Stored dataset items
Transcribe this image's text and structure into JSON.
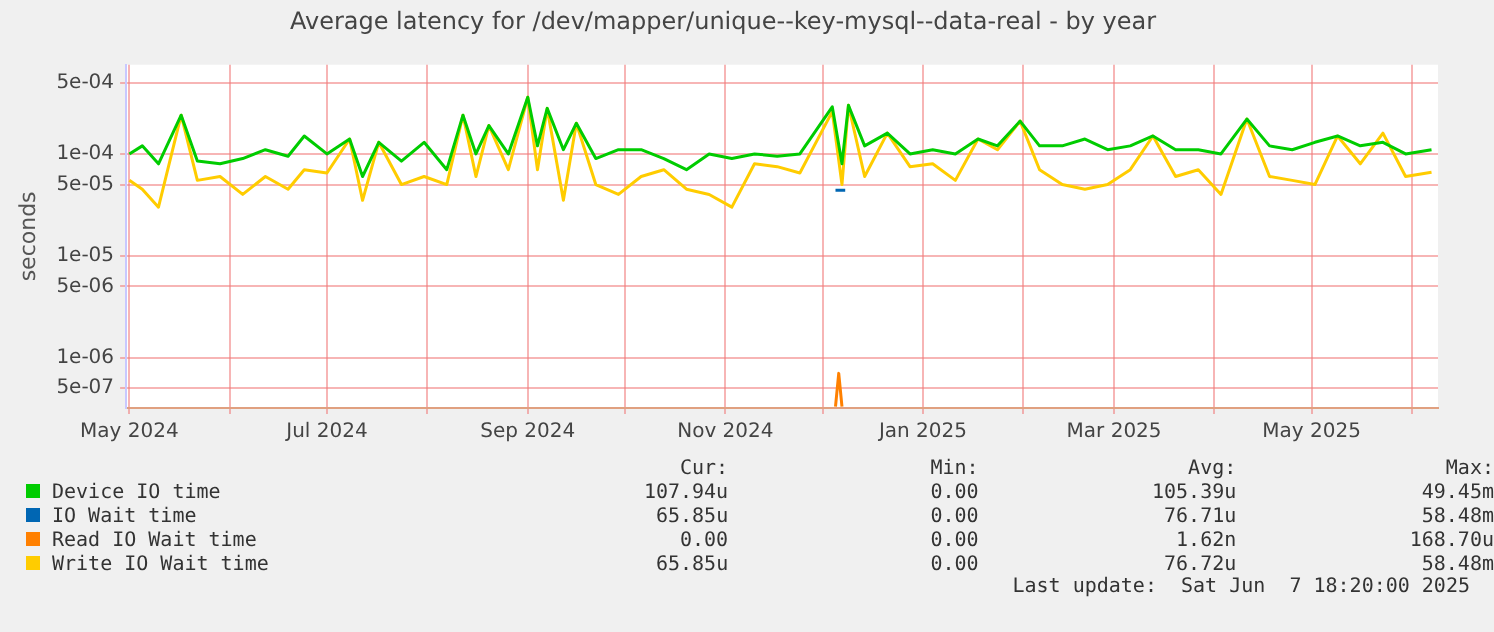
{
  "chart_data": {
    "type": "line",
    "title": "Average latency for /dev/mapper/unique--key-mysql--data-real - by year",
    "ylabel": "seconds",
    "log": "y",
    "grid": true,
    "legend": "bottom",
    "marker": "none",
    "line_style": "solid",
    "x": [
      "2024-05-01",
      "2024-05-05",
      "2024-05-10",
      "2024-05-17",
      "2024-05-22",
      "2024-05-29",
      "2024-06-05",
      "2024-06-12",
      "2024-06-19",
      "2024-06-24",
      "2024-07-01",
      "2024-07-08",
      "2024-07-12",
      "2024-07-17",
      "2024-07-24",
      "2024-07-31",
      "2024-08-07",
      "2024-08-12",
      "2024-08-16",
      "2024-08-20",
      "2024-08-26",
      "2024-09-01",
      "2024-09-04",
      "2024-09-07",
      "2024-09-12",
      "2024-09-16",
      "2024-09-22",
      "2024-09-29",
      "2024-10-06",
      "2024-10-13",
      "2024-10-20",
      "2024-10-27",
      "2024-11-03",
      "2024-11-10",
      "2024-11-17",
      "2024-11-24",
      "2024-12-04",
      "2024-12-07",
      "2024-12-09",
      "2024-12-14",
      "2024-12-21",
      "2024-12-28",
      "2025-01-04",
      "2025-01-11",
      "2025-01-18",
      "2025-01-24",
      "2025-01-31",
      "2025-02-06",
      "2025-02-13",
      "2025-02-20",
      "2025-02-27",
      "2025-03-06",
      "2025-03-13",
      "2025-03-20",
      "2025-03-27",
      "2025-04-03",
      "2025-04-11",
      "2025-04-18",
      "2025-04-25",
      "2025-05-02",
      "2025-05-09",
      "2025-05-16",
      "2025-05-23",
      "2025-05-30",
      "2025-06-07"
    ],
    "xlim": [
      "2024-04-30",
      "2025-06-09"
    ],
    "xticks": [
      {
        "value": "2024-05-01",
        "label": "May 2024"
      },
      {
        "value": "2024-06-01",
        "label": null
      },
      {
        "value": "2024-07-01",
        "label": "Jul 2024"
      },
      {
        "value": "2024-08-01",
        "label": null
      },
      {
        "value": "2024-09-01",
        "label": "Sep 2024"
      },
      {
        "value": "2024-10-01",
        "label": null
      },
      {
        "value": "2024-11-01",
        "label": "Nov 2024"
      },
      {
        "value": "2024-12-01",
        "label": null
      },
      {
        "value": "2025-01-01",
        "label": "Jan 2025"
      },
      {
        "value": "2025-02-01",
        "label": null
      },
      {
        "value": "2025-03-01",
        "label": "Mar 2025"
      },
      {
        "value": "2025-04-01",
        "label": null
      },
      {
        "value": "2025-05-01",
        "label": "May 2025"
      },
      {
        "value": "2025-06-01",
        "label": null
      }
    ],
    "ylim": [
      3.2e-07,
      0.00075
    ],
    "yticks": [
      {
        "value": 5e-07,
        "label": "5e-07"
      },
      {
        "value": 1e-06,
        "label": "1e-06"
      },
      {
        "value": 5e-06,
        "label": "5e-06"
      },
      {
        "value": 1e-05,
        "label": "1e-05"
      },
      {
        "value": 5e-05,
        "label": "5e-05"
      },
      {
        "value": 0.0001,
        "label": "1e-04"
      },
      {
        "value": 0.0005,
        "label": "5e-04"
      }
    ],
    "series": [
      {
        "name": "Device IO time",
        "color": "#00cc00",
        "values": [
          0.0001,
          0.00012,
          8e-05,
          0.00024,
          8.5e-05,
          8e-05,
          9e-05,
          0.00011,
          9.5e-05,
          0.00015,
          0.0001,
          0.00014,
          6e-05,
          0.00013,
          8.5e-05,
          0.00013,
          7e-05,
          0.00024,
          0.0001,
          0.00019,
          0.0001,
          0.00036,
          0.00012,
          0.00028,
          0.00011,
          0.0002,
          9e-05,
          0.00011,
          0.00011,
          9e-05,
          7e-05,
          0.0001,
          9e-05,
          0.0001,
          9.5e-05,
          0.0001,
          0.00029,
          8e-05,
          0.0003,
          0.00012,
          0.00016,
          0.0001,
          0.00011,
          0.0001,
          0.00014,
          0.00012,
          0.00021,
          0.00012,
          0.00012,
          0.00014,
          0.00011,
          0.00012,
          0.00015,
          0.00011,
          0.00011,
          0.0001,
          0.00022,
          0.00012,
          0.00011,
          0.00013,
          0.00015,
          0.00012,
          0.00013,
          0.0001,
          0.00011
        ]
      },
      {
        "name": "IO Wait time",
        "color": "#0066b3",
        "x": [
          "2024-12-05",
          "2024-12-08"
        ],
        "values": [
          4.4e-05,
          4.4e-05
        ]
      },
      {
        "name": "Read IO Wait time",
        "color": "#ff8000",
        "x": [
          "2024-12-05",
          "2024-12-06",
          "2024-12-07"
        ],
        "values": [
          3.3e-07,
          7e-07,
          3.3e-07
        ]
      },
      {
        "name": "Write IO Wait time",
        "color": "#ffcc00",
        "values": [
          5.5e-05,
          4.5e-05,
          3e-05,
          0.00024,
          5.5e-05,
          6e-05,
          4e-05,
          6e-05,
          4.5e-05,
          7e-05,
          6.5e-05,
          0.00014,
          3.5e-05,
          0.00013,
          5e-05,
          6e-05,
          5e-05,
          0.00024,
          6e-05,
          0.00019,
          7e-05,
          0.00036,
          7e-05,
          0.00028,
          3.5e-05,
          0.0002,
          5e-05,
          4e-05,
          6e-05,
          7e-05,
          4.5e-05,
          4e-05,
          3e-05,
          8e-05,
          7.5e-05,
          6.5e-05,
          0.00026,
          5e-05,
          0.0003,
          6e-05,
          0.00016,
          7.5e-05,
          8e-05,
          5.5e-05,
          0.00014,
          0.00011,
          0.00021,
          7e-05,
          5e-05,
          4.5e-05,
          5e-05,
          7e-05,
          0.00015,
          6e-05,
          7e-05,
          4e-05,
          0.00022,
          6e-05,
          5.5e-05,
          5e-05,
          0.00015,
          8e-05,
          0.00016,
          6e-05,
          6.6e-05
        ]
      }
    ],
    "annotations": [
      "Cur:",
      "Min:",
      "Avg:",
      "Max:",
      "107.94u",
      "0.00",
      "105.39u",
      "49.45m",
      "65.85u",
      "0.00",
      "76.71u",
      "58.48m",
      "0.00",
      "0.00",
      "1.62n",
      "168.70u",
      "65.85u",
      "0.00",
      "76.72u",
      "58.48m",
      "Last update:  Sat Jun  7 18:20:00 2025"
    ]
  }
}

Goal: Reproduce the whole listing word for word, setting aside any pictures.

Solved problem:
Transcribe this image's text and structure into JSON.
{
  "chart_data": {
    "type": "line",
    "title": "Average latency for /dev/mapper/unique--key-mysql--data-real - by year",
    "ylabel": "seconds",
    "log": "y",
    "grid": true,
    "legend": "bottom",
    "marker": "none",
    "line_style": "solid",
    "x": [
      "2024-05-01",
      "2024-05-05",
      "2024-05-10",
      "2024-05-17",
      "2024-05-22",
      "2024-05-29",
      "2024-06-05",
      "2024-06-12",
      "2024-06-19",
      "2024-06-24",
      "2024-07-01",
      "2024-07-08",
      "2024-07-12",
      "2024-07-17",
      "2024-07-24",
      "2024-07-31",
      "2024-08-07",
      "2024-08-12",
      "2024-08-16",
      "2024-08-20",
      "2024-08-26",
      "2024-09-01",
      "2024-09-04",
      "2024-09-07",
      "2024-09-12",
      "2024-09-16",
      "2024-09-22",
      "2024-09-29",
      "2024-10-06",
      "2024-10-13",
      "2024-10-20",
      "2024-10-27",
      "2024-11-03",
      "2024-11-10",
      "2024-11-17",
      "2024-11-24",
      "2024-12-04",
      "2024-12-07",
      "2024-12-09",
      "2024-12-14",
      "2024-12-21",
      "2024-12-28",
      "2025-01-04",
      "2025-01-11",
      "2025-01-18",
      "2025-01-24",
      "2025-01-31",
      "2025-02-06",
      "2025-02-13",
      "2025-02-20",
      "2025-02-27",
      "2025-03-06",
      "2025-03-13",
      "2025-03-20",
      "2025-03-27",
      "2025-04-03",
      "2025-04-11",
      "2025-04-18",
      "2025-04-25",
      "2025-05-02",
      "2025-05-09",
      "2025-05-16",
      "2025-05-23",
      "2025-05-30",
      "2025-06-07"
    ],
    "xlim": [
      "2024-04-30",
      "2025-06-09"
    ],
    "xticks": [
      {
        "value": "2024-05-01",
        "label": "May 2024"
      },
      {
        "value": "2024-06-01",
        "label": null
      },
      {
        "value": "2024-07-01",
        "label": "Jul 2024"
      },
      {
        "value": "2024-08-01",
        "label": null
      },
      {
        "value": "2024-09-01",
        "label": "Sep 2024"
      },
      {
        "value": "2024-10-01",
        "label": null
      },
      {
        "value": "2024-11-01",
        "label": "Nov 2024"
      },
      {
        "value": "2024-12-01",
        "label": null
      },
      {
        "value": "2025-01-01",
        "label": "Jan 2025"
      },
      {
        "value": "2025-02-01",
        "label": null
      },
      {
        "value": "2025-03-01",
        "label": "Mar 2025"
      },
      {
        "value": "2025-04-01",
        "label": null
      },
      {
        "value": "2025-05-01",
        "label": "May 2025"
      },
      {
        "value": "2025-06-01",
        "label": null
      }
    ],
    "ylim": [
      3.2e-07,
      0.00075
    ],
    "yticks": [
      {
        "value": 5e-07,
        "label": "5e-07"
      },
      {
        "value": 1e-06,
        "label": "1e-06"
      },
      {
        "value": 5e-06,
        "label": "5e-06"
      },
      {
        "value": 1e-05,
        "label": "1e-05"
      },
      {
        "value": 5e-05,
        "label": "5e-05"
      },
      {
        "value": 0.0001,
        "label": "1e-04"
      },
      {
        "value": 0.0005,
        "label": "5e-04"
      }
    ],
    "series": [
      {
        "name": "Device IO time",
        "color": "#00cc00",
        "values": [
          0.0001,
          0.00012,
          8e-05,
          0.00024,
          8.5e-05,
          8e-05,
          9e-05,
          0.00011,
          9.5e-05,
          0.00015,
          0.0001,
          0.00014,
          6e-05,
          0.00013,
          8.5e-05,
          0.00013,
          7e-05,
          0.00024,
          0.0001,
          0.00019,
          0.0001,
          0.00036,
          0.00012,
          0.00028,
          0.00011,
          0.0002,
          9e-05,
          0.00011,
          0.00011,
          9e-05,
          7e-05,
          0.0001,
          9e-05,
          0.0001,
          9.5e-05,
          0.0001,
          0.00029,
          8e-05,
          0.0003,
          0.00012,
          0.00016,
          0.0001,
          0.00011,
          0.0001,
          0.00014,
          0.00012,
          0.00021,
          0.00012,
          0.00012,
          0.00014,
          0.00011,
          0.00012,
          0.00015,
          0.00011,
          0.00011,
          0.0001,
          0.00022,
          0.00012,
          0.00011,
          0.00013,
          0.00015,
          0.00012,
          0.00013,
          0.0001,
          0.00011
        ]
      },
      {
        "name": "IO Wait time",
        "color": "#0066b3",
        "x": [
          "2024-12-05",
          "2024-12-08"
        ],
        "values": [
          4.4e-05,
          4.4e-05
        ]
      },
      {
        "name": "Read IO Wait time",
        "color": "#ff8000",
        "x": [
          "2024-12-05",
          "2024-12-06",
          "2024-12-07"
        ],
        "values": [
          3.3e-07,
          7e-07,
          3.3e-07
        ]
      },
      {
        "name": "Write IO Wait time",
        "color": "#ffcc00",
        "values": [
          5.5e-05,
          4.5e-05,
          3e-05,
          0.00024,
          5.5e-05,
          6e-05,
          4e-05,
          6e-05,
          4.5e-05,
          7e-05,
          6.5e-05,
          0.00014,
          3.5e-05,
          0.00013,
          5e-05,
          6e-05,
          5e-05,
          0.00024,
          6e-05,
          0.00019,
          7e-05,
          0.00036,
          7e-05,
          0.00028,
          3.5e-05,
          0.0002,
          5e-05,
          4e-05,
          6e-05,
          7e-05,
          4.5e-05,
          4e-05,
          3e-05,
          8e-05,
          7.5e-05,
          6.5e-05,
          0.00026,
          5e-05,
          0.0003,
          6e-05,
          0.00016,
          7.5e-05,
          8e-05,
          5.5e-05,
          0.00014,
          0.00011,
          0.00021,
          7e-05,
          5e-05,
          4.5e-05,
          5e-05,
          7e-05,
          0.00015,
          6e-05,
          7e-05,
          4e-05,
          0.00022,
          6e-05,
          5.5e-05,
          5e-05,
          0.00015,
          8e-05,
          0.00016,
          6e-05,
          6.6e-05
        ]
      }
    ],
    "annotations": [
      "Cur:",
      "Min:",
      "Avg:",
      "Max:",
      "107.94u",
      "0.00",
      "105.39u",
      "49.45m",
      "65.85u",
      "0.00",
      "76.71u",
      "58.48m",
      "0.00",
      "0.00",
      "1.62n",
      "168.70u",
      "65.85u",
      "0.00",
      "76.72u",
      "58.48m",
      "Last update:  Sat Jun  7 18:20:00 2025"
    ]
  }
}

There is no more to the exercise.